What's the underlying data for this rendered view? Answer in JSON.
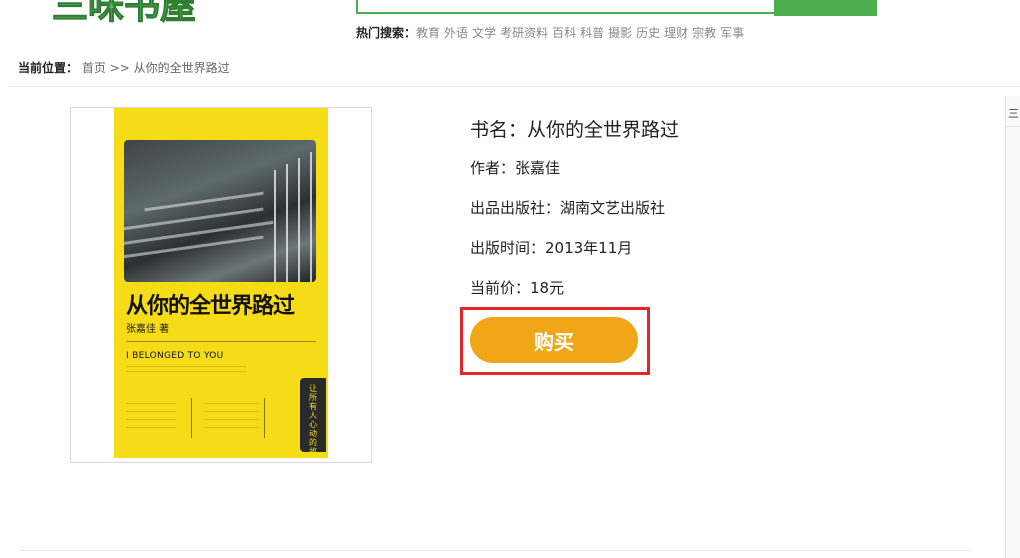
{
  "header": {
    "logo_text": "三味书屋",
    "hot_search": {
      "label": "热门搜索：",
      "keywords": [
        "教育",
        "外语",
        "文学",
        "考研资料",
        "百科",
        "科普",
        "摄影",
        "历史",
        "理财",
        "宗教",
        "军事"
      ]
    }
  },
  "breadcrumb": {
    "label": "当前位置：",
    "home": "首页",
    "separator": ">>",
    "current": "从你的全世界路过"
  },
  "cover": {
    "title": "从你的全世界路过",
    "author_line": "张嘉佳 著",
    "english_title": "I BELONGED TO YOU",
    "side_text": "让所有人心动的故事"
  },
  "book": {
    "title": "书名：从你的全世界路过",
    "author": "作者：张嘉佳",
    "publisher": "出品出版社：湖南文艺出版社",
    "pub_date": "出版时间：2013年11月",
    "price": "当前价：18元"
  },
  "buy_button_label": "购买",
  "right_panel": {
    "tab_char": "三"
  },
  "colors": {
    "brand_green": "#4cae4c",
    "buy_orange": "#f0a616",
    "highlight_red": "#e3262b",
    "cover_yellow": "#f5dc17"
  }
}
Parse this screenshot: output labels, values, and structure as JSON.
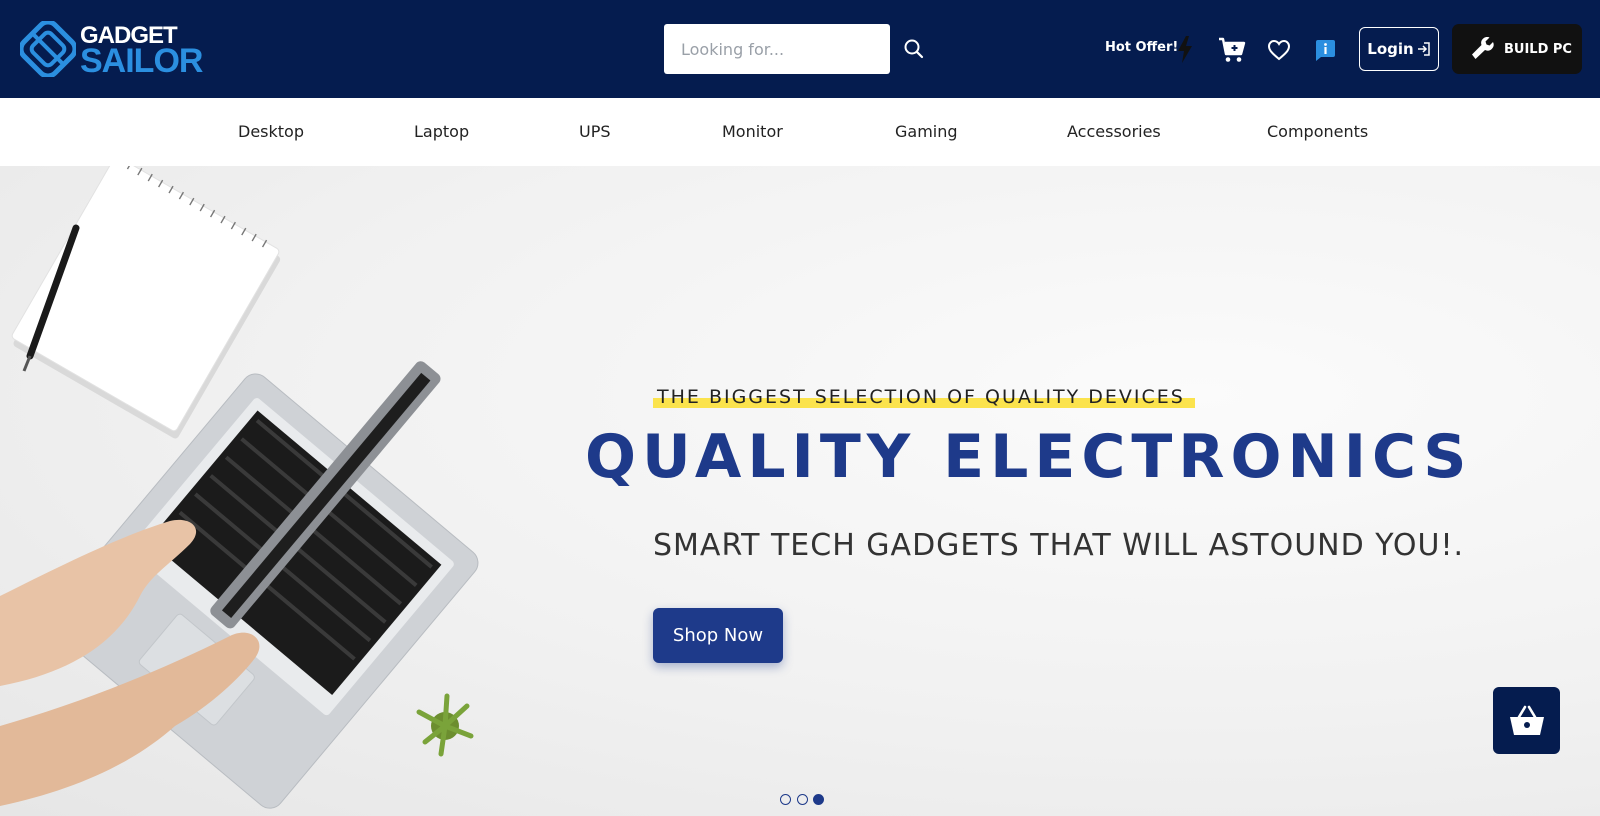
{
  "brand": {
    "name_top": "GADGET",
    "name_bottom": "SAILOR",
    "primary_color": "#051c4f",
    "accent_color": "#2b8fe0"
  },
  "header": {
    "search": {
      "placeholder": "Looking for...",
      "value": "",
      "icon": "search-icon"
    },
    "hot_offer": {
      "label": "Hot Offer!",
      "icon": "bolt-icon"
    },
    "icons": [
      "cart-icon",
      "heart-icon",
      "info-icon"
    ],
    "login": {
      "label": "Login",
      "icon": "login-arrow-icon"
    },
    "build_pc": {
      "label": "BUILD PC",
      "icon": "wrench-icon"
    }
  },
  "nav": {
    "items": [
      {
        "label": "Desktop"
      },
      {
        "label": "Laptop"
      },
      {
        "label": "UPS"
      },
      {
        "label": "Monitor"
      },
      {
        "label": "Gaming"
      },
      {
        "label": "Accessories"
      },
      {
        "label": "Components"
      }
    ]
  },
  "hero": {
    "tagline": "THE BIGGEST SELECTION OF QUALITY DEVICES",
    "headline": "QUALITY ELECTRONICS",
    "subline": "SMART TECH GADGETS THAT WILL ASTOUND YOU!.",
    "cta": "Shop Now",
    "highlight_color": "#fbe34d",
    "headline_color": "#1e3a8a",
    "carousel": {
      "total_slides": 3,
      "active_slide": 3
    }
  },
  "floating": {
    "basket_icon": "basket-icon"
  }
}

GIVEN REQUEST
Go through the listing above and return every line where the word "QUALITY" occurs.

EXERCISE SOLUTION
    "tagline": "THE BIGGEST SELECTION OF QUALITY DEVICES",
    "headline": "QUALITY ELECTRONICS",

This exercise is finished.